* Directions for this task:
Without the pictures, write out all the lines below exactly as they appear.

* Raw data:
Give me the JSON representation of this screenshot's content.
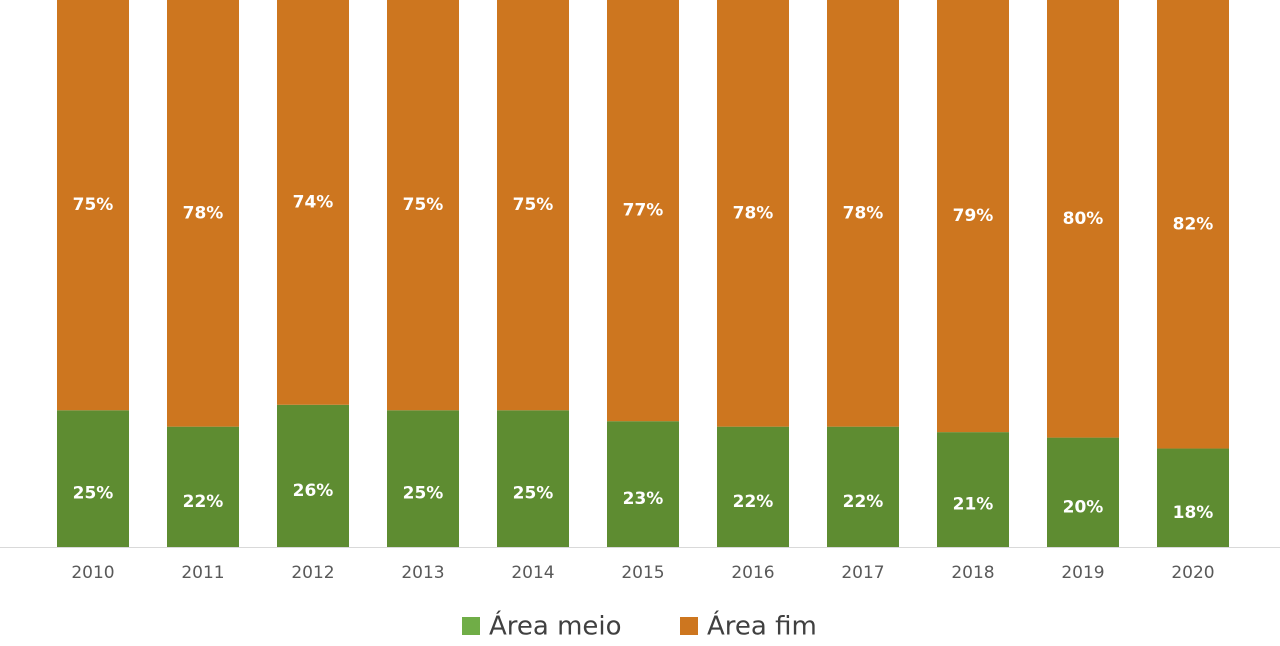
{
  "chart_data": {
    "type": "stacked_bar",
    "categories": [
      "2010",
      "2011",
      "2012",
      "2013",
      "2014",
      "2015",
      "2016",
      "2017",
      "2018",
      "2019",
      "2020"
    ],
    "ylim": [
      0,
      100
    ],
    "series": [
      {
        "name": "Área meio",
        "color": "#5e8c31",
        "legend_color": "#70ad47",
        "values": [
          25,
          22,
          26,
          25,
          25,
          23,
          22,
          22,
          21,
          20,
          18
        ],
        "value_labels": [
          "25%",
          "22%",
          "26%",
          "25%",
          "25%",
          "23%",
          "22%",
          "22%",
          "21%",
          "20%",
          "18%"
        ]
      },
      {
        "name": "Área fim",
        "color": "#cd761f",
        "legend_color": "#cd761f",
        "values": [
          75,
          78,
          74,
          75,
          75,
          77,
          78,
          78,
          79,
          80,
          82
        ],
        "value_labels": [
          "75%",
          "78%",
          "74%",
          "75%",
          "75%",
          "77%",
          "78%",
          "78%",
          "79%",
          "80%",
          "82%"
        ]
      }
    ]
  }
}
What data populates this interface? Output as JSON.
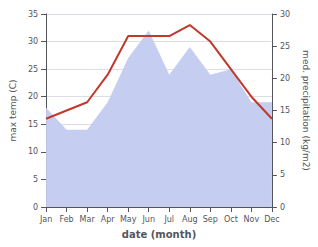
{
  "chart_data": {
    "type": "line",
    "xlabel": "date (month)",
    "ylabel": "max temp (C)",
    "y2label": "med. precipitation (kg/m2)",
    "categories": [
      "Jan",
      "Feb",
      "Mar",
      "Apr",
      "May",
      "Jun",
      "Jul",
      "Aug",
      "Sep",
      "Oct",
      "Nov",
      "Dec"
    ],
    "series": [
      {
        "type": "area",
        "color": "#c5cdf0",
        "values": [
          18,
          14,
          14,
          19,
          27,
          32,
          24,
          29,
          24,
          25,
          19,
          19
        ]
      },
      {
        "type": "line",
        "color": "#c0392b",
        "values": [
          16,
          17.5,
          19,
          24,
          31,
          31,
          31,
          33,
          30,
          25,
          20,
          16
        ]
      }
    ],
    "ylim": [
      0,
      35
    ],
    "yticks": [
      0,
      5,
      10,
      15,
      20,
      25,
      30,
      35
    ],
    "y2lim": [
      0,
      30
    ],
    "y2ticks": [
      0,
      5,
      10,
      15,
      20,
      25,
      30
    ],
    "grid": true
  }
}
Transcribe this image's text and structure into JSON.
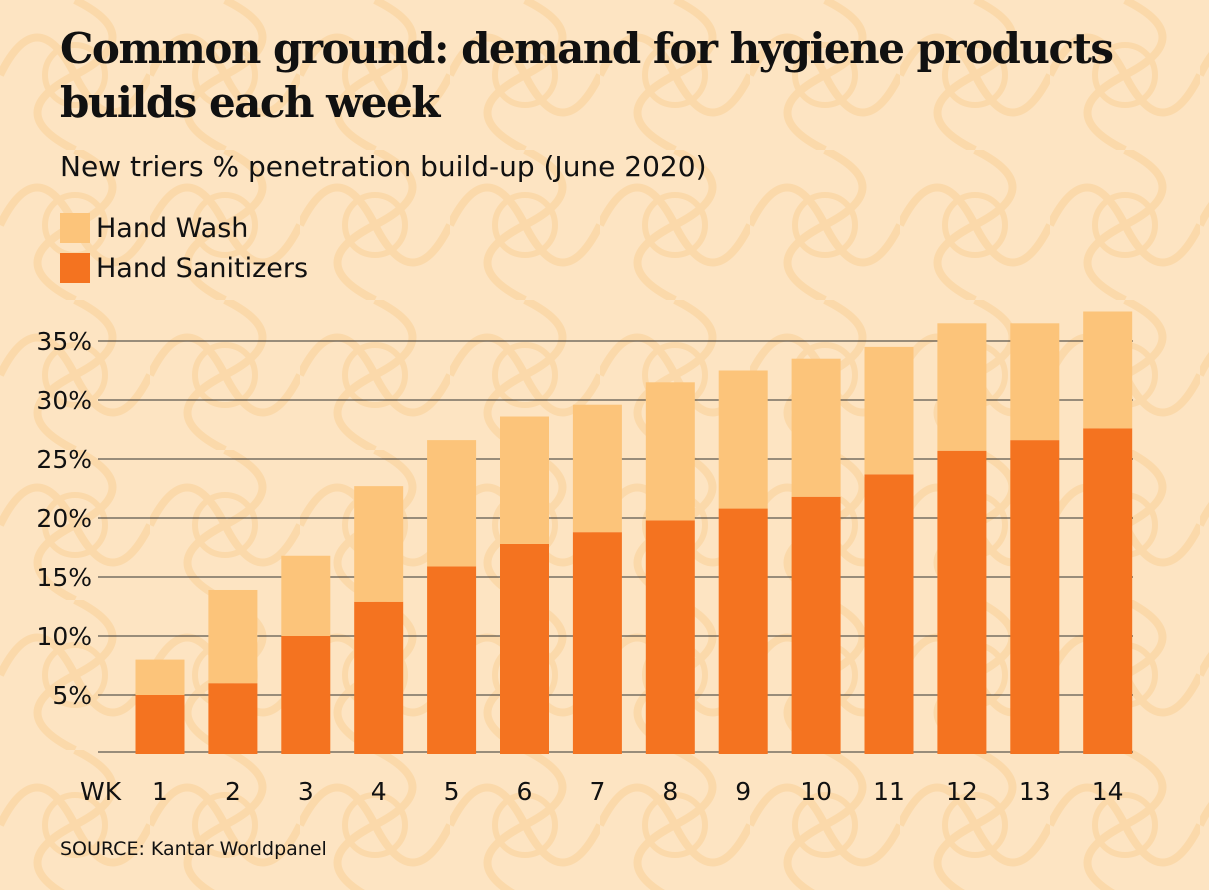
{
  "title": "Common ground: demand for hygiene products builds each week",
  "subtitle": "New triers % penetration build-up (June 2020)",
  "source": "SOURCE: Kantar Worldpanel",
  "colors": {
    "background": "#fde4c2",
    "hand_wash": "#fcc47a",
    "hand_sanitizers": "#f47320"
  },
  "chart_data": {
    "type": "bar",
    "stacked": true,
    "x_prefix": "WK",
    "categories": [
      "1",
      "2",
      "3",
      "4",
      "5",
      "6",
      "7",
      "8",
      "9",
      "10",
      "11",
      "12",
      "13",
      "14"
    ],
    "series": [
      {
        "name": "Hand Sanitizers",
        "color": "#f47320",
        "values": [
          5,
          6,
          10,
          12.9,
          15.9,
          17.8,
          18.8,
          19.8,
          20.8,
          21.8,
          23.7,
          25.7,
          26.6,
          27.6
        ]
      },
      {
        "name": "Hand Wash",
        "color": "#fcc47a",
        "values": [
          3,
          7.9,
          6.8,
          9.8,
          10.7,
          10.8,
          10.8,
          11.7,
          11.7,
          11.7,
          10.8,
          10.8,
          9.9,
          9.9
        ]
      }
    ],
    "yticks": [
      "5%",
      "10%",
      "15%",
      "20%",
      "25%",
      "30%",
      "35%"
    ],
    "ytick_values": [
      5,
      10,
      15,
      20,
      25,
      30,
      35
    ],
    "ylim": [
      0,
      38
    ],
    "grid": true,
    "legend": "top-left"
  }
}
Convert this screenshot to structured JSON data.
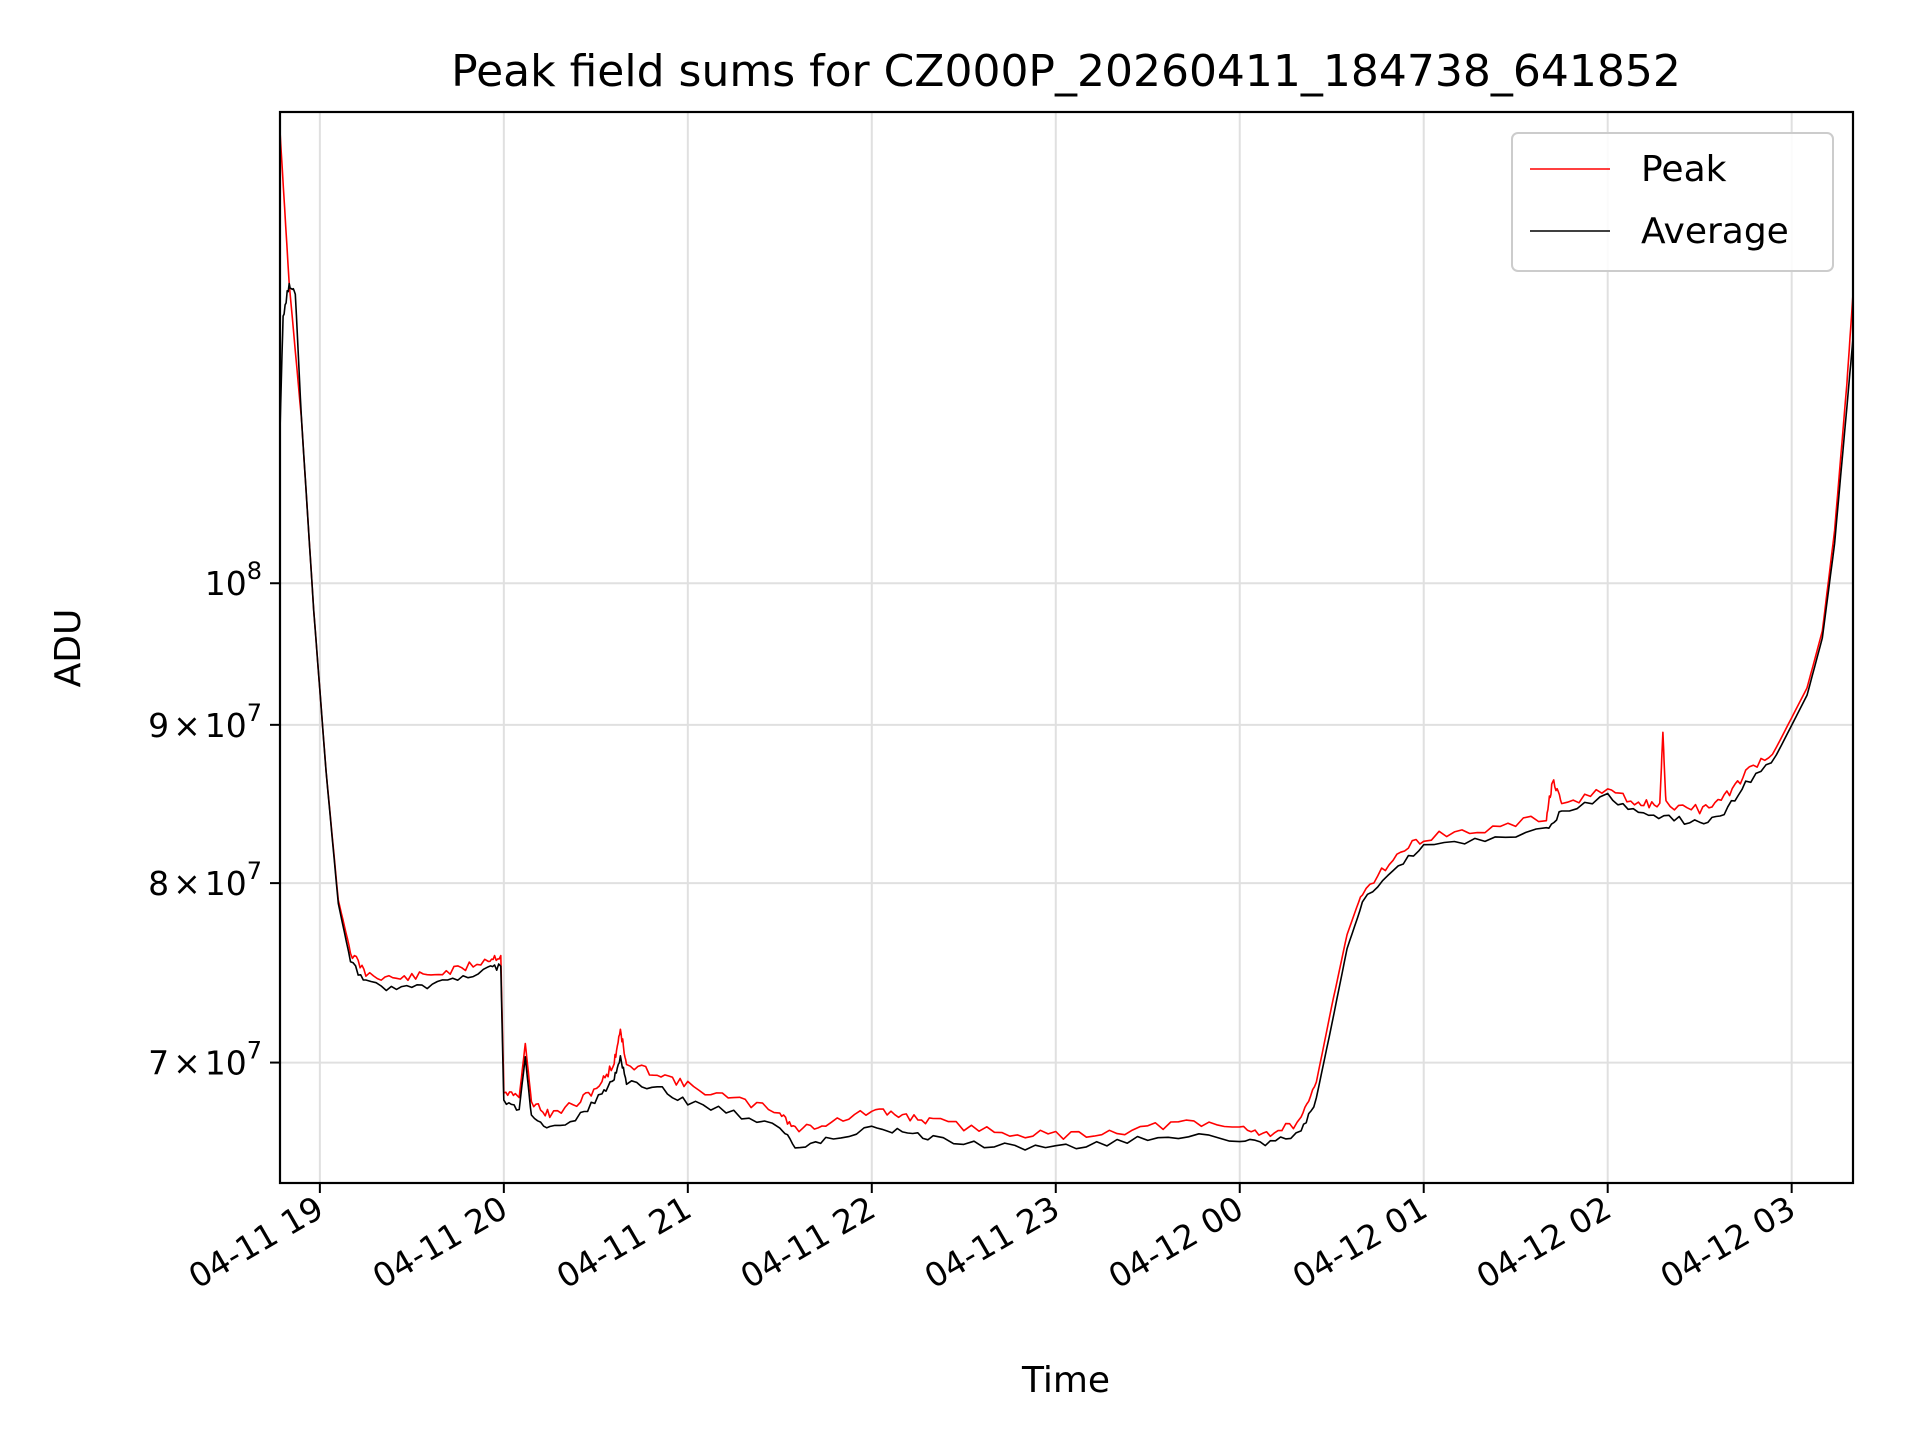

* Correct answer:
Give me the JSON representation of this screenshot's content.
{
  "chart_data": {
    "type": "stacked_bar",
    "categories": [
      "2010",
      "2011",
      "2012",
      "2013",
      "2014",
      "2015",
      "2016",
      "2017",
      "2018",
      "2019",
      "2020"
    ],
    "ylim": [
      0,
      100
    ],
    "series": [
      {
        "name": "Área meio",
        "color": "#5e8c31",
        "legend_color": "#70ad47",
        "values": [
          25,
          22,
          26,
          25,
          25,
          23,
          22,
          22,
          21,
          20,
          18
        ],
        "value_labels": [
          "25%",
          "22%",
          "26%",
          "25%",
          "25%",
          "23%",
          "22%",
          "22%",
          "21%",
          "20%",
          "18%"
        ]
      },
      {
        "name": "Área fim",
        "color": "#cd761f",
        "legend_color": "#cd761f",
        "values": [
          75,
          78,
          74,
          75,
          75,
          77,
          78,
          78,
          79,
          80,
          82
        ],
        "value_labels": [
          "75%",
          "78%",
          "74%",
          "75%",
          "75%",
          "77%",
          "78%",
          "78%",
          "79%",
          "80%",
          "82%"
        ]
      }
    ]
  }
}
What data populates this interface? Output as JSON.
{
  "chart_data": {
    "type": "line",
    "xlabel": "date (month)",
    "ylabel": "max temp (C)",
    "y2label": "med. precipitation (kg/m2)",
    "categories": [
      "Jan",
      "Feb",
      "Mar",
      "Apr",
      "May",
      "Jun",
      "Jul",
      "Aug",
      "Sep",
      "Oct",
      "Nov",
      "Dec"
    ],
    "series": [
      {
        "type": "area",
        "color": "#c5cdf0",
        "values": [
          18,
          14,
          14,
          19,
          27,
          32,
          24,
          29,
          24,
          25,
          19,
          19
        ]
      },
      {
        "type": "line",
        "color": "#c0392b",
        "values": [
          16,
          17.5,
          19,
          24,
          31,
          31,
          31,
          33,
          30,
          25,
          20,
          16
        ]
      }
    ],
    "ylim": [
      0,
      35
    ],
    "yticks": [
      0,
      5,
      10,
      15,
      20,
      25,
      30,
      35
    ],
    "y2lim": [
      0,
      30
    ],
    "y2ticks": [
      0,
      5,
      10,
      15,
      20,
      25,
      30
    ],
    "grid": true
  }
}
Transcribe this image's text and structure into JSON.
{
  "title": "Common ground: demand for hygiene products builds each week",
  "subtitle": "New triers % penetration build-up (June 2020)",
  "source": "SOURCE: Kantar Worldpanel",
  "colors": {
    "background": "#fde4c2",
    "hand_wash": "#fcc47a",
    "hand_sanitizers": "#f47320"
  },
  "chart_data": {
    "type": "bar",
    "stacked": true,
    "x_prefix": "WK",
    "categories": [
      "1",
      "2",
      "3",
      "4",
      "5",
      "6",
      "7",
      "8",
      "9",
      "10",
      "11",
      "12",
      "13",
      "14"
    ],
    "series": [
      {
        "name": "Hand Sanitizers",
        "color": "#f47320",
        "values": [
          5,
          6,
          10,
          12.9,
          15.9,
          17.8,
          18.8,
          19.8,
          20.8,
          21.8,
          23.7,
          25.7,
          26.6,
          27.6
        ]
      },
      {
        "name": "Hand Wash",
        "color": "#fcc47a",
        "values": [
          3,
          7.9,
          6.8,
          9.8,
          10.7,
          10.8,
          10.8,
          11.7,
          11.7,
          11.7,
          10.8,
          10.8,
          9.9,
          9.9
        ]
      }
    ],
    "yticks": [
      "5%",
      "10%",
      "15%",
      "20%",
      "25%",
      "30%",
      "35%"
    ],
    "ytick_values": [
      5,
      10,
      15,
      20,
      25,
      30,
      35
    ],
    "ylim": [
      0,
      38
    ],
    "grid": true,
    "legend": "top-left"
  }
}
Convert this screenshot to structured JSON data.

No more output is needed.